## DATASET RECORDS
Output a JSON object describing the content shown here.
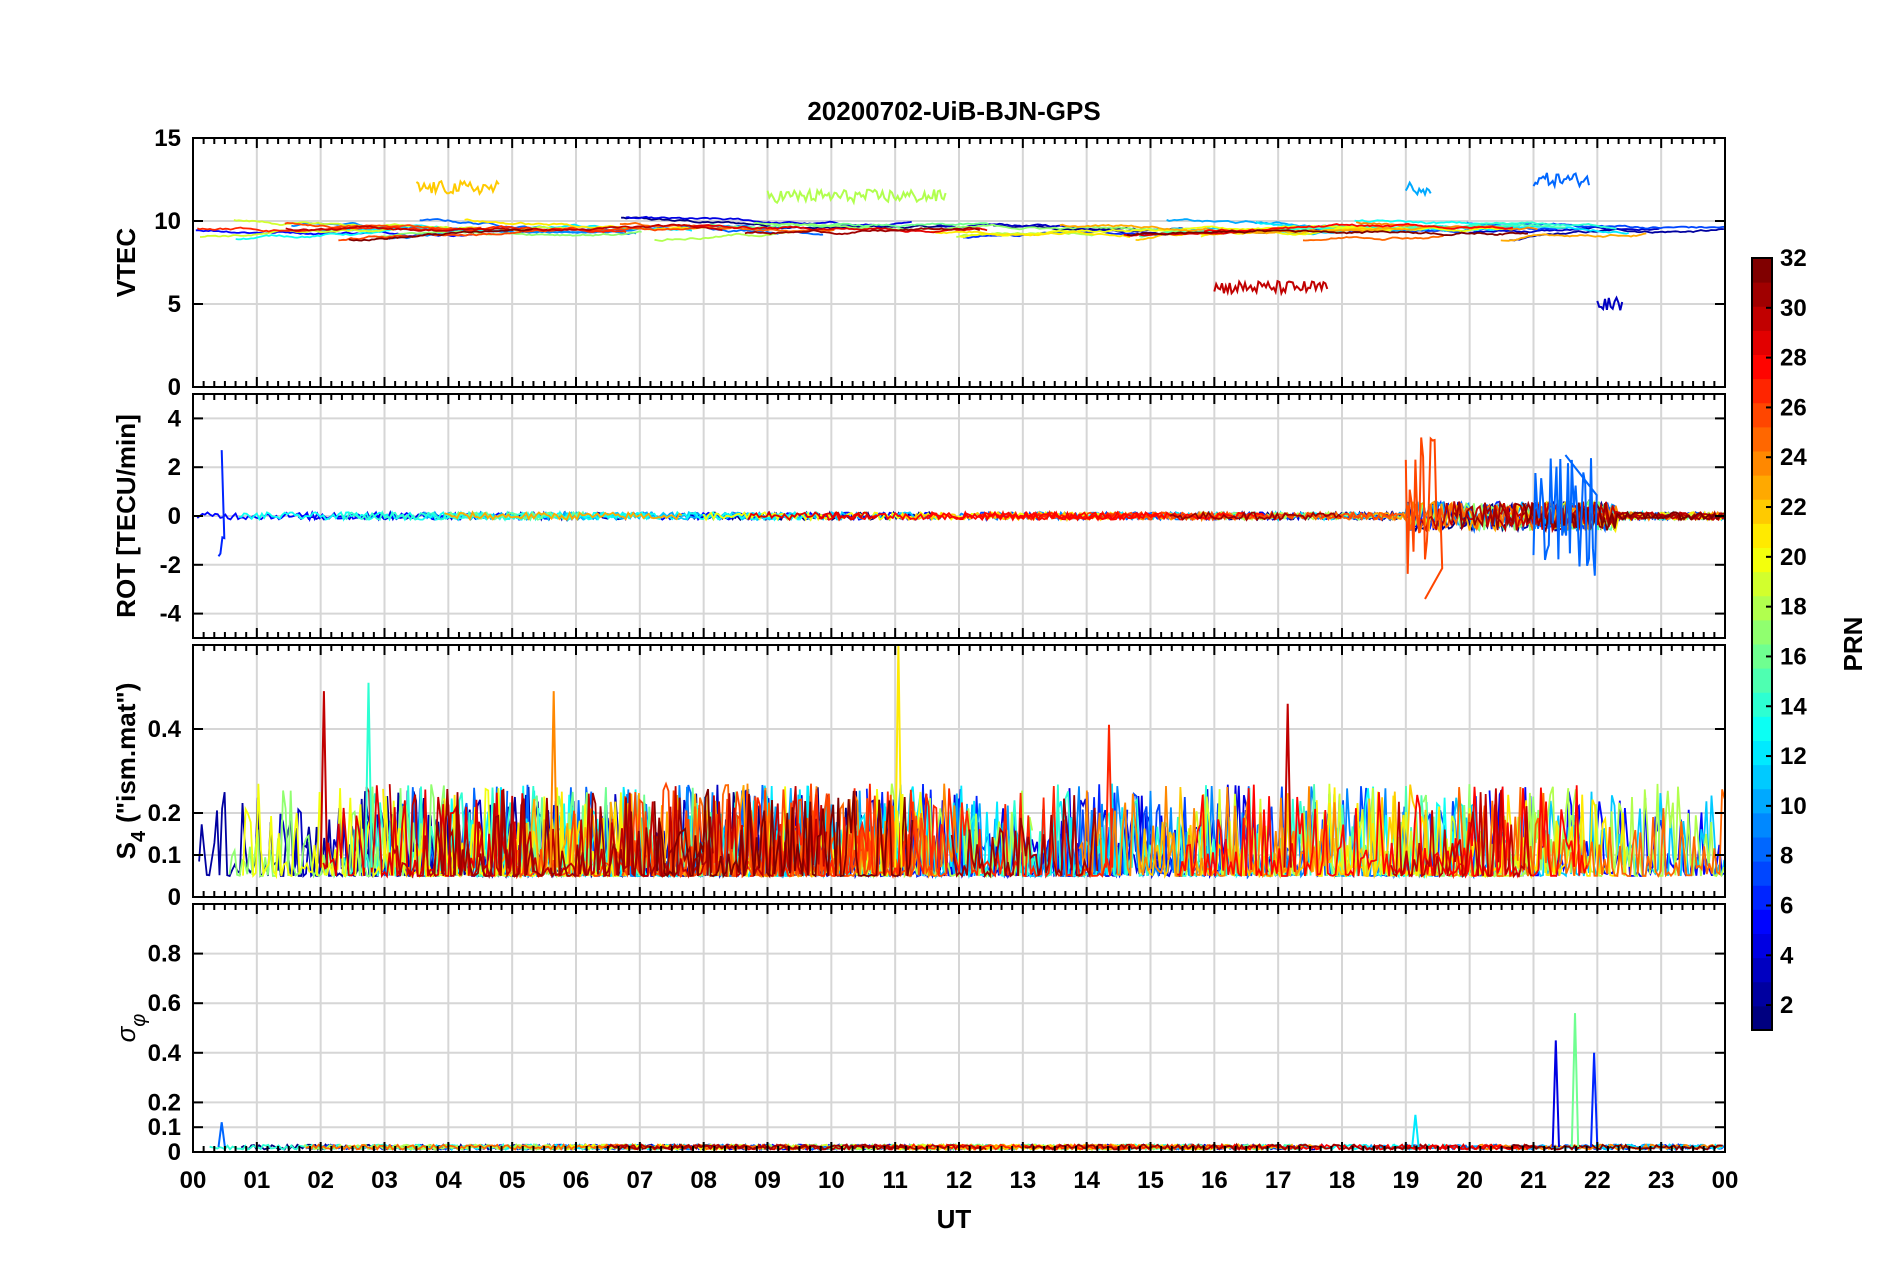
{
  "chart_data": {
    "type": "line",
    "title": "20200702-UiB-BJN-GPS",
    "xlabel": "UT",
    "x_ticks": [
      "00",
      "01",
      "02",
      "03",
      "04",
      "05",
      "06",
      "07",
      "08",
      "09",
      "10",
      "11",
      "12",
      "13",
      "14",
      "15",
      "16",
      "17",
      "18",
      "19",
      "20",
      "21",
      "22",
      "23",
      "00"
    ],
    "xlim_hours": [
      0,
      24
    ],
    "colorbar": {
      "label": "PRN",
      "range": [
        1,
        32
      ],
      "ticks": [
        "2",
        "4",
        "6",
        "8",
        "10",
        "12",
        "14",
        "16",
        "18",
        "20",
        "22",
        "24",
        "26",
        "28",
        "30",
        "32"
      ],
      "colormap": "jet"
    },
    "panels": [
      {
        "name": "vtec",
        "ylabel": "VTEC",
        "ylim": [
          0,
          15
        ],
        "yticks": [
          "0",
          "5",
          "10",
          "15"
        ],
        "grid_y": [
          5,
          10
        ],
        "baseline": 9.5,
        "noise": 0.35,
        "features": [
          {
            "prn": 8,
            "t": [
              21.0,
              21.9
            ],
            "value": 12.5
          },
          {
            "prn": 10,
            "t": [
              19.0,
              19.4
            ],
            "value": 12.0
          },
          {
            "prn": 30,
            "t": [
              16.0,
              17.8
            ],
            "value": 6.0
          },
          {
            "prn": 22,
            "t": [
              3.5,
              4.8
            ],
            "value": 12.0
          },
          {
            "prn": 18,
            "t": [
              9.0,
              11.8
            ],
            "value": 11.5
          },
          {
            "prn": 3,
            "t": [
              22.0,
              22.4
            ],
            "value": 5.0
          }
        ]
      },
      {
        "name": "rot",
        "ylabel": "ROT [TECU/min]",
        "ylim": [
          -5,
          5
        ],
        "yticks": [
          "-4",
          "-2",
          "0",
          "2",
          "4"
        ],
        "grid_y": [
          -4,
          -2,
          0,
          2,
          4
        ],
        "baseline": 0.0,
        "noise": 0.15,
        "features": [
          {
            "prn": 8,
            "t": [
              21.0,
              22.0
            ],
            "value": 2.5
          },
          {
            "prn": 26,
            "t": [
              19.0,
              19.6
            ],
            "value": -3.4
          },
          {
            "prn": 6,
            "t": [
              0.4,
              0.5
            ],
            "value": 2.7
          }
        ]
      },
      {
        "name": "s4",
        "ylabel": "S4 (\"ism.mat\")",
        "ylabel_main": "S",
        "ylabel_sub": "4",
        "ylabel_rest": "(\"ism.mat\")",
        "ylim": [
          0,
          0.6
        ],
        "yticks": [
          "0",
          "0.1",
          "0.2",
          "0.4"
        ],
        "grid_y": [
          0.1,
          0.2,
          0.4
        ],
        "baseline": 0.07,
        "noise": 0.06,
        "features": [
          {
            "prn": 21,
            "t": [
              11.0,
              11.1
            ],
            "value": 0.6
          },
          {
            "prn": 14,
            "t": [
              2.7,
              2.8
            ],
            "value": 0.51
          },
          {
            "prn": 30,
            "t": [
              2.0,
              2.1
            ],
            "value": 0.49
          },
          {
            "prn": 24,
            "t": [
              5.6,
              5.7
            ],
            "value": 0.49
          },
          {
            "prn": 30,
            "t": [
              17.1,
              17.2
            ],
            "value": 0.46
          },
          {
            "prn": 27,
            "t": [
              14.3,
              14.4
            ],
            "value": 0.41
          }
        ]
      },
      {
        "name": "sigma_phi",
        "ylabel": "σ φ",
        "ylabel_main": "σ",
        "ylabel_sub": "φ",
        "ylim": [
          0,
          1.0
        ],
        "yticks": [
          "0",
          "0.1",
          "0.2",
          "0.4",
          "0.6",
          "0.8"
        ],
        "grid_y": [
          0.1,
          0.2,
          0.4,
          0.6,
          0.8
        ],
        "baseline": 0.02,
        "noise": 0.01,
        "features": [
          {
            "prn": 16,
            "t": [
              21.6,
              21.7
            ],
            "value": 0.56
          },
          {
            "prn": 4,
            "t": [
              21.3,
              21.4
            ],
            "value": 0.45
          },
          {
            "prn": 6,
            "t": [
              21.9,
              22.0
            ],
            "value": 0.4
          },
          {
            "prn": 12,
            "t": [
              19.1,
              19.2
            ],
            "value": 0.15
          },
          {
            "prn": 8,
            "t": [
              0.4,
              0.5
            ],
            "value": 0.12
          }
        ]
      }
    ]
  }
}
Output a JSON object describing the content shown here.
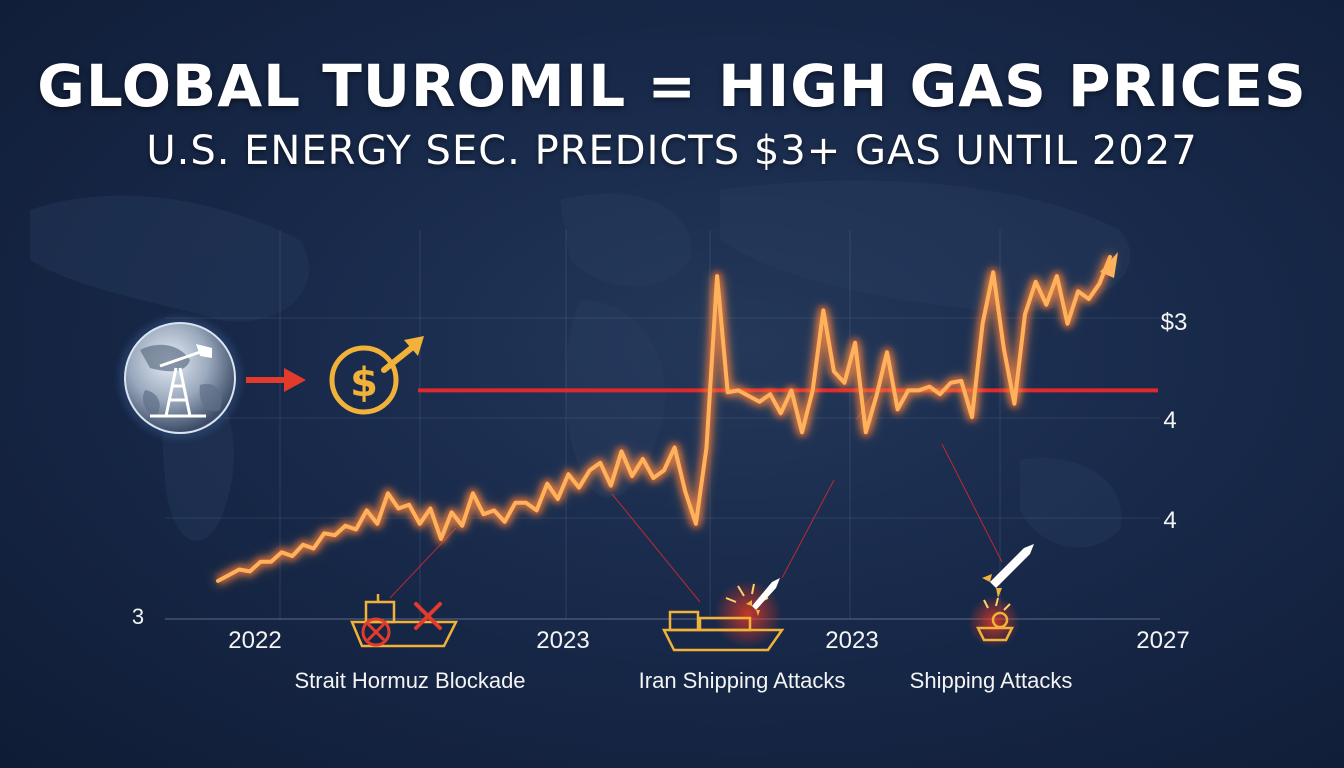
{
  "title": "GLOBAL TUROMIL = HIGH GAS PRICES",
  "subtitle": "U.S. ENERGY SEC. PREDICTS $3+ GAS UNTIL 2027",
  "colors": {
    "line": "#ffb15c",
    "glow": "#ff5a1e",
    "threshold": "#e1292b",
    "gold": "#f2b23a",
    "icon_red": "#e23b2b"
  },
  "icons": {
    "globe": "globe-oil-derrick-icon",
    "arrow": "red-arrow-icon",
    "dollar": "dollar-up-arrow-icon"
  },
  "chart_data": {
    "type": "line",
    "series": [
      {
        "values": [
          3.0,
          3.03,
          3.06,
          3.05,
          3.1,
          3.1,
          3.15,
          3.13,
          3.19,
          3.17,
          3.25,
          3.24,
          3.29,
          3.27,
          3.37,
          3.3,
          3.46,
          3.38,
          3.4,
          3.3,
          3.38,
          3.22,
          3.36,
          3.29,
          3.46,
          3.35,
          3.37,
          3.31,
          3.41,
          3.41,
          3.37,
          3.51,
          3.43,
          3.56,
          3.49,
          3.58,
          3.62,
          3.5,
          3.68,
          3.55,
          3.64,
          3.54,
          3.58,
          3.7,
          3.47,
          3.3,
          3.7,
          4.6,
          3.99,
          4.0,
          3.97,
          3.94,
          3.98,
          3.88,
          4.0,
          3.78,
          4.0,
          4.42,
          4.1,
          4.04,
          4.25,
          3.78,
          3.97,
          4.2,
          3.9,
          4.0,
          4.0,
          4.02,
          3.98,
          4.04,
          4.05,
          3.86,
          4.35,
          4.62,
          4.22,
          3.93,
          4.4,
          4.57,
          4.45,
          4.6,
          4.35,
          4.52,
          4.48,
          4.56,
          4.7
        ]
      }
    ],
    "tick_labels_x": [
      "2022",
      "2023",
      "2023",
      "2027"
    ],
    "tick_labels_y": [
      "3",
      "4",
      "4",
      "$3"
    ],
    "threshold_value": 4.0,
    "annotations": [
      "Strait Hormuz Blockade",
      "Iran Shipping Attacks",
      "Shipping Attacks"
    ],
    "xlabel": "",
    "ylabel": "",
    "grid": true,
    "ylim": [
      2.8,
      4.8
    ]
  }
}
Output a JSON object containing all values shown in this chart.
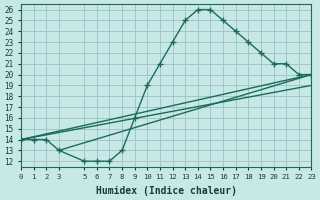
{
  "title": "",
  "xlabel": "Humidex (Indice chaleur)",
  "ylabel": "",
  "background_color": "#c8e8e8",
  "line_color": "#1a6b5a",
  "grid_color": "#a0c8c8",
  "ylim": [
    12,
    26
  ],
  "xlim": [
    0,
    23
  ],
  "yticks": [
    12,
    13,
    14,
    15,
    16,
    17,
    18,
    19,
    20,
    21,
    22,
    23,
    24,
    25,
    26
  ],
  "xticks": [
    0,
    1,
    2,
    3,
    5,
    6,
    7,
    8,
    9,
    10,
    11,
    12,
    13,
    14,
    15,
    16,
    17,
    18,
    19,
    20,
    21,
    22,
    23
  ],
  "line1_x": [
    0,
    1,
    2,
    3,
    5,
    6,
    7,
    8,
    9,
    10,
    11,
    12,
    13,
    14,
    15,
    16,
    17,
    18,
    19,
    20,
    21,
    22,
    23
  ],
  "line1_y": [
    14,
    14,
    14,
    13,
    12,
    12,
    12,
    13,
    16,
    19,
    21,
    23,
    25,
    26,
    26,
    25,
    24,
    23,
    22,
    21,
    21,
    20,
    20
  ],
  "line2_x": [
    0,
    23
  ],
  "line2_y": [
    14,
    20
  ],
  "line3_x": [
    0,
    23
  ],
  "line3_y": [
    14,
    19
  ],
  "line4_x": [
    3,
    23
  ],
  "line4_y": [
    13,
    20
  ]
}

## WHAT THE EXERCISE ASKS
Within the entries above, work out how many lines contain the word "arrow". The number alone is the answer.

## TASK RESPONSE
2